**Records from a data collection**
========================================

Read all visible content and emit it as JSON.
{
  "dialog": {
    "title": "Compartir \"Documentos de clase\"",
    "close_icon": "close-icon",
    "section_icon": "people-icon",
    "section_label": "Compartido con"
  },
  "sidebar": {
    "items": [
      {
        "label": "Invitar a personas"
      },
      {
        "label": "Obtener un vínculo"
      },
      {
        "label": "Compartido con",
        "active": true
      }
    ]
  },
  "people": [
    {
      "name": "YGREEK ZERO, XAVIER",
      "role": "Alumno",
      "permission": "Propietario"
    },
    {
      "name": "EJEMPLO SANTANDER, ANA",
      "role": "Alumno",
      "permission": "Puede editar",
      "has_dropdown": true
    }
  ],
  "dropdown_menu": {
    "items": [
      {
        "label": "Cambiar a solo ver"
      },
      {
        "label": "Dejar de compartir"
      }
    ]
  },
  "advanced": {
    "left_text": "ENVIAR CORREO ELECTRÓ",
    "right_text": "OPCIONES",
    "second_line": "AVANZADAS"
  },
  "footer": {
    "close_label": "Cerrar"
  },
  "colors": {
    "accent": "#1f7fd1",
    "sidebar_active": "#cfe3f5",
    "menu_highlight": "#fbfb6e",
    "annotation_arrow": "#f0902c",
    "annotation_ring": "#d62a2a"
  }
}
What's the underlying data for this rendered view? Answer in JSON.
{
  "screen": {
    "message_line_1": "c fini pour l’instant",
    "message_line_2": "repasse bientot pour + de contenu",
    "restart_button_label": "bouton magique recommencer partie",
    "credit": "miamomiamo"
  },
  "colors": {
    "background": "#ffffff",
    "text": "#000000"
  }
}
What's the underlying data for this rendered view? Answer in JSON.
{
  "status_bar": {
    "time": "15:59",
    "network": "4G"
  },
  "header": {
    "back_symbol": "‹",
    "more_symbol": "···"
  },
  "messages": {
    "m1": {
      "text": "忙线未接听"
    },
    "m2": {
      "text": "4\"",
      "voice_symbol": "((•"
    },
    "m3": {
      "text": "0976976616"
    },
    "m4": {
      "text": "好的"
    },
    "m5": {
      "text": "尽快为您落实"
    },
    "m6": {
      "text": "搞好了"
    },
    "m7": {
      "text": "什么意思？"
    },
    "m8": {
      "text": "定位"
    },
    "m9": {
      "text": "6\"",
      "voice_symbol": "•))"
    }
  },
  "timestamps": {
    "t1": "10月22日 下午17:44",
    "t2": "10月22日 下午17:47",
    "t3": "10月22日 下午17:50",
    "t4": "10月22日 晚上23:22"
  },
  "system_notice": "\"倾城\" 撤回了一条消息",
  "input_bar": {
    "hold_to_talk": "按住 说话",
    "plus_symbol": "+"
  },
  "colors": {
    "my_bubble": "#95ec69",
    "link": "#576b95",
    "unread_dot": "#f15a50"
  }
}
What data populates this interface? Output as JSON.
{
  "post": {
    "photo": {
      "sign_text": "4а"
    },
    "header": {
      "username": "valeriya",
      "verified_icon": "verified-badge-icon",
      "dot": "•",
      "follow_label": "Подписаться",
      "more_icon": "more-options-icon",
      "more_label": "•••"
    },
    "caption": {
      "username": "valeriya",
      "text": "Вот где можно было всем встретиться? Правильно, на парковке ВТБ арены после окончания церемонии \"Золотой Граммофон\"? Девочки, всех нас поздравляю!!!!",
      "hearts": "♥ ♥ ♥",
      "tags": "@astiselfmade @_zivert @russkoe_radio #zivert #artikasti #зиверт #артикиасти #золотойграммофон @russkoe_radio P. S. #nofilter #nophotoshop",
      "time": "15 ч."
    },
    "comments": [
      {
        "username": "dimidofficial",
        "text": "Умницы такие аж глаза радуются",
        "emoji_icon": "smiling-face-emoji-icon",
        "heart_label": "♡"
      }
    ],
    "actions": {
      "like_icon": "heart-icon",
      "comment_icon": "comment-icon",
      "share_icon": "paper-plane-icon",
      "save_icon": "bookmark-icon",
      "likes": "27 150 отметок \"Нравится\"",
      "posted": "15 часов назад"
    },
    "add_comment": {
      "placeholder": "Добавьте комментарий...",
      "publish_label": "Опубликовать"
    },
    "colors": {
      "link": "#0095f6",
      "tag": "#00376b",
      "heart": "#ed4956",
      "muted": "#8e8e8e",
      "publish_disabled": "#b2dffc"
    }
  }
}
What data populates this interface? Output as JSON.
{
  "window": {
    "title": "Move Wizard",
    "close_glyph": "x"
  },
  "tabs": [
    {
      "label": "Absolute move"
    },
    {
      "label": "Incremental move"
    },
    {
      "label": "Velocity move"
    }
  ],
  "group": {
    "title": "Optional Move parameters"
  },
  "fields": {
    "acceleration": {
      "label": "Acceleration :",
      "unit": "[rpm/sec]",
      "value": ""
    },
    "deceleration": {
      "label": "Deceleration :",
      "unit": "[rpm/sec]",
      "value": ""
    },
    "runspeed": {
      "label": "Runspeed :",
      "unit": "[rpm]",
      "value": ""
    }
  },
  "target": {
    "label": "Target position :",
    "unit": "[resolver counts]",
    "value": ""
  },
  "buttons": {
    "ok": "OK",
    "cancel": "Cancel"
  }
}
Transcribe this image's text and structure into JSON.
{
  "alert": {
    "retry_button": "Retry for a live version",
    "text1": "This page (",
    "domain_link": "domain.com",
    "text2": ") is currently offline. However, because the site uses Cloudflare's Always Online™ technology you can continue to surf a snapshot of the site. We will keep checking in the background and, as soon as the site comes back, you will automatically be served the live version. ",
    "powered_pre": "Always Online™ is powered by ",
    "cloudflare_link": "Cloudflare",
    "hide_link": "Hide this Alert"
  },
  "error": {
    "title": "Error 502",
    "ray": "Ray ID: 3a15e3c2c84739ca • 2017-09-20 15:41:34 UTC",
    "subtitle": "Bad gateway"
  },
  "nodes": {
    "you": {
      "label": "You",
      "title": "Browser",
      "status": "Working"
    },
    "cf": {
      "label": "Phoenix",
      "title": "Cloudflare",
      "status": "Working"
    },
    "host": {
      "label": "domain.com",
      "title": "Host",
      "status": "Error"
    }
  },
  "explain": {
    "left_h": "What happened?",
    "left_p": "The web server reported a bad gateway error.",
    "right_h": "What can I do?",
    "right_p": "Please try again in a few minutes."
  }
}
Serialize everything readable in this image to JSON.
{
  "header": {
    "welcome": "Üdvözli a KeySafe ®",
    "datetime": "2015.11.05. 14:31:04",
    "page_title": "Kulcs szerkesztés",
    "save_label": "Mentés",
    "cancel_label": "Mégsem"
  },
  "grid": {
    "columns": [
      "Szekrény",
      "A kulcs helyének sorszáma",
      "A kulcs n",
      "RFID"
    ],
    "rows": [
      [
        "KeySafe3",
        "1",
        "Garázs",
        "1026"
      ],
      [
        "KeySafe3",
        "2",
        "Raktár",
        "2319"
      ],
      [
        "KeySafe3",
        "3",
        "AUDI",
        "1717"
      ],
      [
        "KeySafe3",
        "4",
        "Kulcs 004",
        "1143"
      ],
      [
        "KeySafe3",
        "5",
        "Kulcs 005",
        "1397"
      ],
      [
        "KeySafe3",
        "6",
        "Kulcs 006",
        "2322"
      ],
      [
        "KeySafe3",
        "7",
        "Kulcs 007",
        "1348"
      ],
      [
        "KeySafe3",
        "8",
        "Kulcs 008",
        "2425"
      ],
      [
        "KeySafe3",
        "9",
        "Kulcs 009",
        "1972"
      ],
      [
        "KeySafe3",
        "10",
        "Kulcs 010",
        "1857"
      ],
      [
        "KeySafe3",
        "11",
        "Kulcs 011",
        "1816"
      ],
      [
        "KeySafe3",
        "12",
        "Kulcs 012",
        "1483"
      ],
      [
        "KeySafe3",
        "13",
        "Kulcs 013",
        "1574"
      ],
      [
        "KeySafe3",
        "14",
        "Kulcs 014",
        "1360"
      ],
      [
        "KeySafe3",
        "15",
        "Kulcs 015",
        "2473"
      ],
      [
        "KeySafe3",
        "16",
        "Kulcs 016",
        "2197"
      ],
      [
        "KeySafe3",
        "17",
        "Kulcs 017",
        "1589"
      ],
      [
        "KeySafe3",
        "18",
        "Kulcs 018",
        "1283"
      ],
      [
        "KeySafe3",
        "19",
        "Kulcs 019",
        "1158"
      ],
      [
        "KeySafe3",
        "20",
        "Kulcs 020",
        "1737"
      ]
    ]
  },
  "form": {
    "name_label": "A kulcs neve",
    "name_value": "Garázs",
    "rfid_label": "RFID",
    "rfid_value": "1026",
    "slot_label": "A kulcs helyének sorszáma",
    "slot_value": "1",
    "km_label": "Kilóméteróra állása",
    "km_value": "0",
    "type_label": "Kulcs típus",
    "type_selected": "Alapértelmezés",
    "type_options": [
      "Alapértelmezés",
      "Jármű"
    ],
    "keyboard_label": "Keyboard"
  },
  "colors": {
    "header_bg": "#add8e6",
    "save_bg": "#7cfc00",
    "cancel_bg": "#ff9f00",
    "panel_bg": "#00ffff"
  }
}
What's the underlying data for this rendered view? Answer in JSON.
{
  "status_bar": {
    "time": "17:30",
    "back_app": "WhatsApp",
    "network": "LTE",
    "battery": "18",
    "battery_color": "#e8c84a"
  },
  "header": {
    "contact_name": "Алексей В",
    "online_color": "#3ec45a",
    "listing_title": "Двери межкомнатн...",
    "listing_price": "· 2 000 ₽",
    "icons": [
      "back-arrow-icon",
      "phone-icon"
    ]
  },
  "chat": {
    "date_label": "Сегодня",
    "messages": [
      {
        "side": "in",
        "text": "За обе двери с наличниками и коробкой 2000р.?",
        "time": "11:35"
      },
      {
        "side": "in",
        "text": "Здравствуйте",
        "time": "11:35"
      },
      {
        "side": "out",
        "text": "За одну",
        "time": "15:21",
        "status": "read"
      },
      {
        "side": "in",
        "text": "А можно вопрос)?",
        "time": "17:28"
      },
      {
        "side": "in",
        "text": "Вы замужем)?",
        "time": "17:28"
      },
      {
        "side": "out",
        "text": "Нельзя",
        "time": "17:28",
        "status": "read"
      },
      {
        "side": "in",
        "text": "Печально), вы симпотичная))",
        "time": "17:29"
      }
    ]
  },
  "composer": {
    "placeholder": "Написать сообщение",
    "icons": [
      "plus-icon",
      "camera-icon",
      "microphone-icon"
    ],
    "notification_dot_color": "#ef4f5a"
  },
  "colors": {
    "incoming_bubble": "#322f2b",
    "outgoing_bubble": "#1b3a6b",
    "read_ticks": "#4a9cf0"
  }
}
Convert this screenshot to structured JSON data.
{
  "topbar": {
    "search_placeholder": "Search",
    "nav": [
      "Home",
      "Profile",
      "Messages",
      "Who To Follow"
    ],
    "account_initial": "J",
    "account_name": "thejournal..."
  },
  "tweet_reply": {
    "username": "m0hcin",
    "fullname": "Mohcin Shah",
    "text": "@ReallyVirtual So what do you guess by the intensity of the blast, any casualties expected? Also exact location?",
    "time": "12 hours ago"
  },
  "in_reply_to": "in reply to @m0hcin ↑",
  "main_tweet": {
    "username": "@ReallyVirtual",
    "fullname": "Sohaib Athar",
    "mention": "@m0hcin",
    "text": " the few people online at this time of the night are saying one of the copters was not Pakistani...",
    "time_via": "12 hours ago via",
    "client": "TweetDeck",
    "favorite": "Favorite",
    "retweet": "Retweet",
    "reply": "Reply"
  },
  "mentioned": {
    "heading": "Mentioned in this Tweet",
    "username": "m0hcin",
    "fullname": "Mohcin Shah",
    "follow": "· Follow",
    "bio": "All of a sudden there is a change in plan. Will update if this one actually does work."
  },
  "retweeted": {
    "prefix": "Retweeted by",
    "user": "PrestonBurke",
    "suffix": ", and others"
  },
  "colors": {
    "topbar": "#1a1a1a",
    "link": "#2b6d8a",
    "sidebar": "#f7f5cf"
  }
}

========================================

**Required work**
Identify the lines that hold the word "unit". Copy every one of them.

**Solution to the exercise**
      "unit": "[rpm/sec]",
      "unit": "[rpm/sec]",
      "unit": "[rpm]",
    "unit": "[resolver counts]",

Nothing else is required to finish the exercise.